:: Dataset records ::
= = = = = = =

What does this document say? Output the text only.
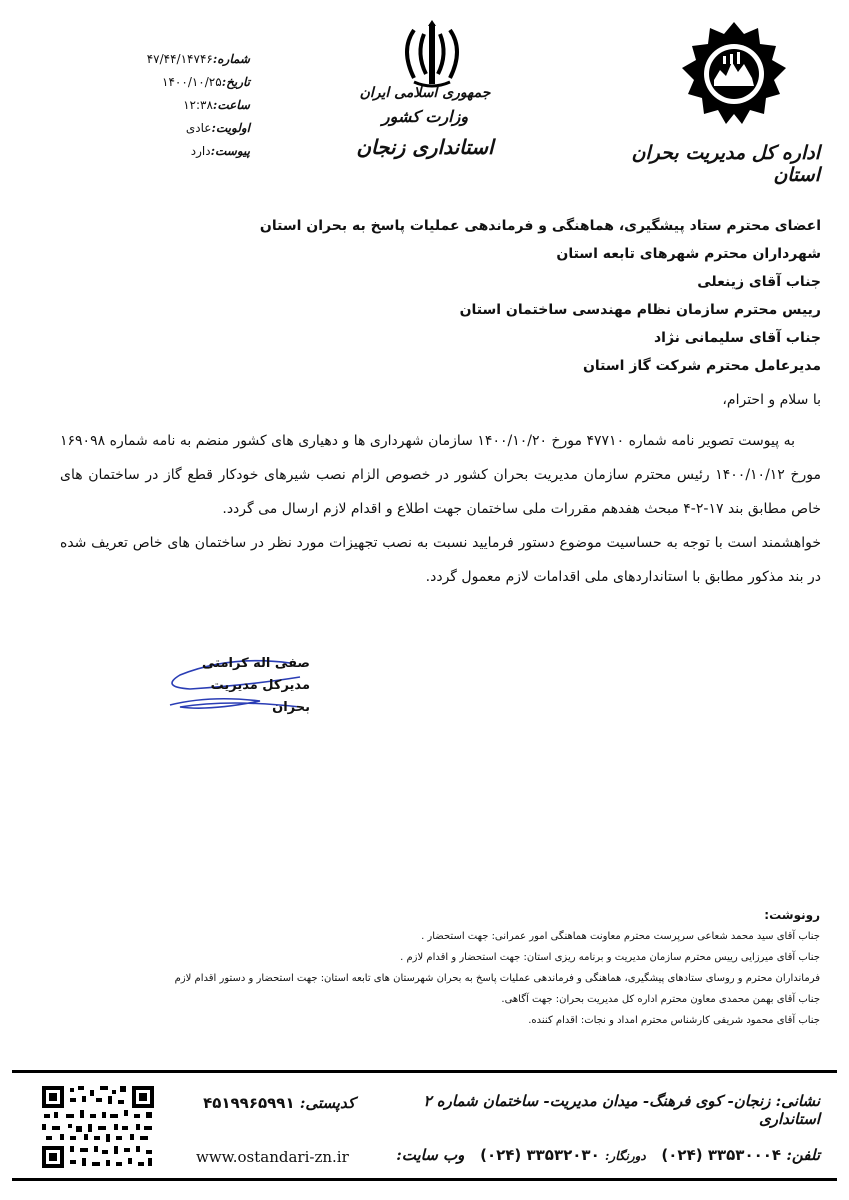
شماره:۴۷/۴۴/۱۴۷۴۶
تاریخ:۱۴۰۰/۱۰/۲۵
ساعت:۱۲:۳۸
اولویت:عادی
پیوست:دارد
جمهوری اسلامی ایران
وزارت کشور
استانداری زنجان	اداره کل مدیریت بحران استان
اعضای محترم ستاد پیشگیری، هماهنگی و فرماندهی عملیات پاسخ به بحران استان
شهرداران محترم شهرهای تابعه استان
جناب آقای زینعلی
رییس محترم سازمان نظام مهندسی ساختمان استان
جناب آقای سلیمانی نژاد
مدیرعامل محترم شرکت گاز استان
با سلام و احترام،

به پیوست تصویر نامه شماره ۴۷۷۱۰ مورخ ۱۴۰۰/۱۰/۲۰ سازمان شهرداری ها و دهیاری های کشور منضم به نامه شماره ۱۶۹۰۹۸ مورخ ۱۴۰۰/۱۰/۱۲ رئیس محترم سازمان مدیریت بحران کشور در خصوص الزام نصب شیرهای خودکار قطع گاز در ساختمان های خاص مطابق بند ۱۷-۲-۴ مبحث هفدهم مقررات ملی ساختمان جهت اطلاع و اقدام لازم ارسال می گردد.

خواهشمند است با توجه به حساسیت موضوع دستور فرمایید نسبت به نصب تجهیزات مورد نظر در ساختمان های خاص تعریف شده در بند مذکور مطابق با استانداردهای ملی اقدامات لازم معمول گردد.

صفی اله کرامتی
مدیرکل مدیریت بحران
رونوشت:
جناب آقای سید محمد شعاعی سرپرست محترم معاونت هماهنگی امور عمرانی: جهت استحضار .
جناب آقای میرزایی رییس محترم سازمان مدیریت و برنامه ریزی استان: جهت استحضار و اقدام لازم .
فرمانداران محترم و روسای ستادهای پیشگیری، هماهنگی و فرماندهی عملیات پاسخ به بحران شهرستان های تابعه استان: جهت استحضار و دستور اقدام لازم
جناب آقای بهمن محمدی معاون محترم اداره کل مدیریت بحران: جهت آگاهی.
جناب آقای محمود شریفی کارشناس محترم امداد و نجات: اقدام کننده.
نشانی: زنجان- کوی فرهنگ- میدان مدیریت- ساختمان شماره ۲ استانداری
کدپستی: ۴۵۱۹۹۶۵۹۹۱
تلفن: ۳۳۵۳۰۰۰۴ (۰۲۴)   دورنگار: ۳۳۵۳۲۰۳۰ (۰۲۴)   وب سایت:
www.ostandari-zn.ir
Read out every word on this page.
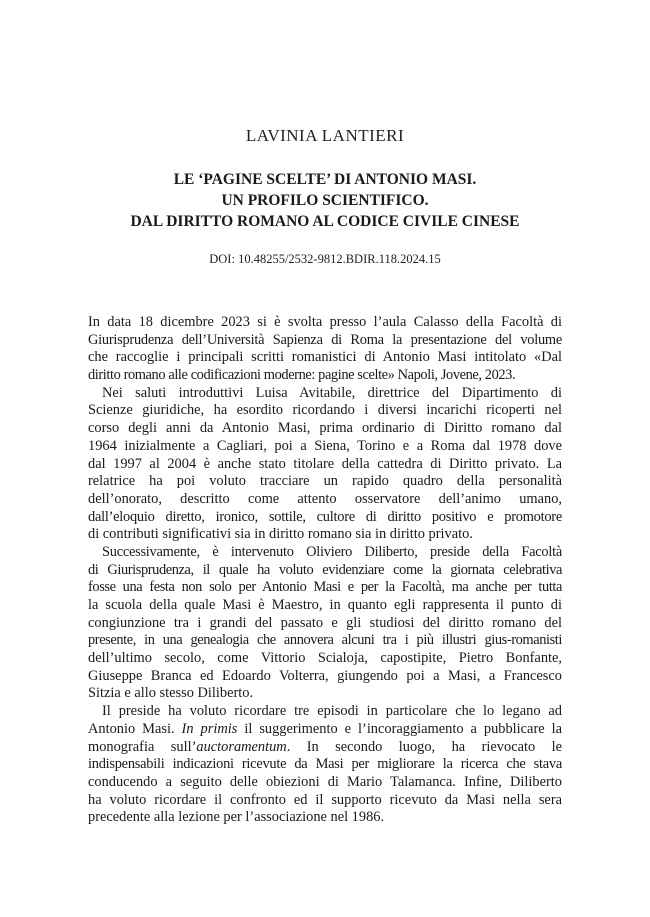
LAVINIA LANTIERI
LE ‘PAGINE SCELTE’ DI ANTONIO MASI.
UN PROFILO SCIENTIFICO.
DAL DIRITTO ROMANO AL CODICE CIVILE CINESE
DOI: 10.48255/2532-9812.BDIR.118.2024.15
In data 18 dicembre 2023 si è svolta presso l’aula Calasso della Facoltà di
Giurisprudenza dell’Università Sapienza di Roma la presentazione del volume
che raccoglie i principali scritti romanistici di Antonio Masi intitolato «Dal
diritto romano alle codificazioni moderne: pagine scelte» Napoli, Jovene, 2023.
Nei saluti introduttivi Luisa Avitabile, direttrice del Dipartimento di
Scienze giuridiche, ha esordito ricordando i diversi incarichi ricoperti nel
corso degli anni da Antonio Masi, prima ordinario di Diritto romano dal
1964 inizialmente a Cagliari, poi a Siena, Torino e a Roma dal 1978 dove
dal 1997 al 2004 è anche stato titolare della cattedra di Diritto privato. La
relatrice ha poi voluto tracciare un rapido quadro della personalità
dell’onorato, descritto come attento osservatore dell’animo umano,
dall’eloquio diretto, ironico, sottile, cultore di diritto positivo e promotore
di contributi significativi sia in diritto romano sia in diritto privato.
Successivamente, è intervenuto Oliviero Diliberto, preside della Facoltà
di Giurisprudenza, il quale ha voluto evidenziare come la giornata celebrativa
fosse una festa non solo per Antonio Masi e per la Facoltà, ma anche per tutta
la scuola della quale Masi è Maestro, in quanto egli rappresenta il punto di
congiunzione tra i grandi del passato e gli studiosi del diritto romano del
presente, in una genealogia che annovera alcuni tra i più illustri gius-romanisti
dell’ultimo secolo, come Vittorio Scialoja, capostipite, Pietro Bonfante,
Giuseppe Branca ed Edoardo Volterra, giungendo poi a Masi, a Francesco
Sitzia e allo stesso Diliberto.
Il preside ha voluto ricordare tre episodi in particolare che lo legano ad
Antonio Masi. In primis il suggerimento e l’incoraggiamento a pubblicare la
monografia sull’auctoramentum. In secondo luogo, ha rievocato le
indispensabili indicazioni ricevute da Masi per migliorare la ricerca che stava
conducendo a seguito delle obiezioni di Mario Talamanca. Infine, Diliberto
ha voluto ricordare il confronto ed il supporto ricevuto da Masi nella sera
precedente alla lezione per l’associazione nel 1986.
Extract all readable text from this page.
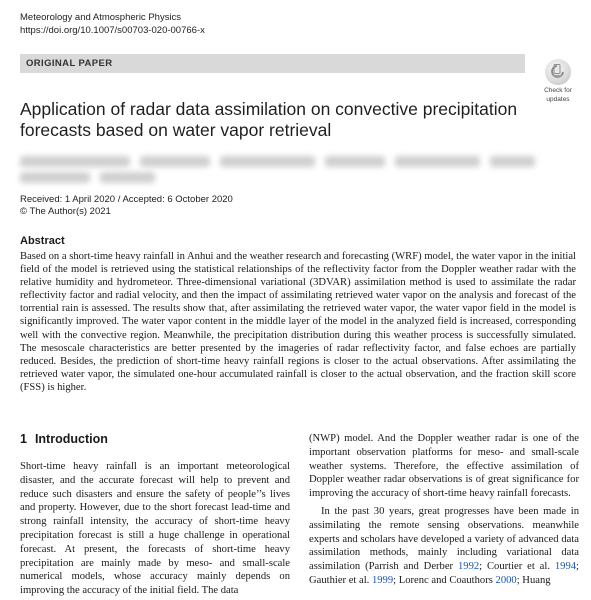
Meteorology and Atmospheric Physics
https://doi.org/10.1007/s00703-020-00766-x
ORIGINAL PAPER
Check for
updates
Application of radar data assimilation on convective precipitation forecasts based on water vapor retrieval
Received: 1 April 2020 / Accepted: 6 October 2020
© The Author(s) 2021
Abstract
Based on a short-time heavy rainfall in Anhui and the weather research and forecasting (WRF) model, the water vapor in the initial field of the model is retrieved using the statistical relationships of the reflectivity factor from the Doppler weather radar with the relative humidity and hydrometeor. Three-dimensional variational (3DVAR) assimilation method is used to assimilate the radar reflectivity factor and radial velocity, and then the impact of assimilating retrieved water vapor on the analysis and forecast of the torrential rain is assessed. The results show that, after assimilating the retrieved water vapor, the water vapor field in the model is significantly improved. The water vapor content in the middle layer of the model in the analyzed field is increased, corresponding well with the convective region. Meanwhile, the precipitation distribution during this weather process is successfully simulated. The mesoscale characteristics are better presented by the imageries of radar reflectivity factor, and false echoes are partially reduced. Besides, the prediction of short-time heavy rainfall regions is closer to the actual observations. After assimilating the retrieved water vapor, the simulated one-hour accumulated rainfall is closer to the actual observation, and the fraction skill score (FSS) is higher.
1 Introduction
Short-time heavy rainfall is an important meteorological disaster, and the accurate forecast will help to prevent and reduce such disasters and ensure the safety of people’’s lives and property. However, due to the short forecast lead-time and strong rainfall intensity, the accuracy of short-time heavy precipitation forecast is still a huge challenge in operational forecast. At present, the forecasts of short-time heavy precipitation are mainly made by meso- and small-scale numerical models, whose accuracy mainly depends on improving the accuracy of the initial field. The data

(NWP) model. And the Doppler weather radar is one of the important observation platforms for meso- and small-scale weather systems. Therefore, the effective assimilation of Doppler weather radar observations is of great significance for improving the accuracy of short-time heavy rainfall forecasts.

In the past 30 years, great progresses have been made in assimilating the remote sensing observations. meanwhile experts and scholars have developed a variety of advanced data assimilation methods, mainly including variational data assimilation (Parrish and Derber 1992; Courtier et al. 1994; Gauthier et al. 1999; Lorenc and Coauthors 2000; Huang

= = = = = = =

:: TASK DIRECTIONS ::
Lines that include the word "استحضار" are to be extracted from the data above.

:: REPLY ::
جناب آقای سید محمد شعاعی سرپرست محترم معاونت هماهنگی امور عمرانی: جهت استحضار .
جناب آقای میرزایی رییس محترم سازمان مدیریت و برنامه ریزی استان: جهت استحضار و اقدام لازم .
فرمانداران محترم و روسای ستادهای پیشگیری، هماهنگی و فرماندهی عملیات پاسخ به بحران شهرستان های تابعه استان: جهت استحضار و دستور اقدام لازم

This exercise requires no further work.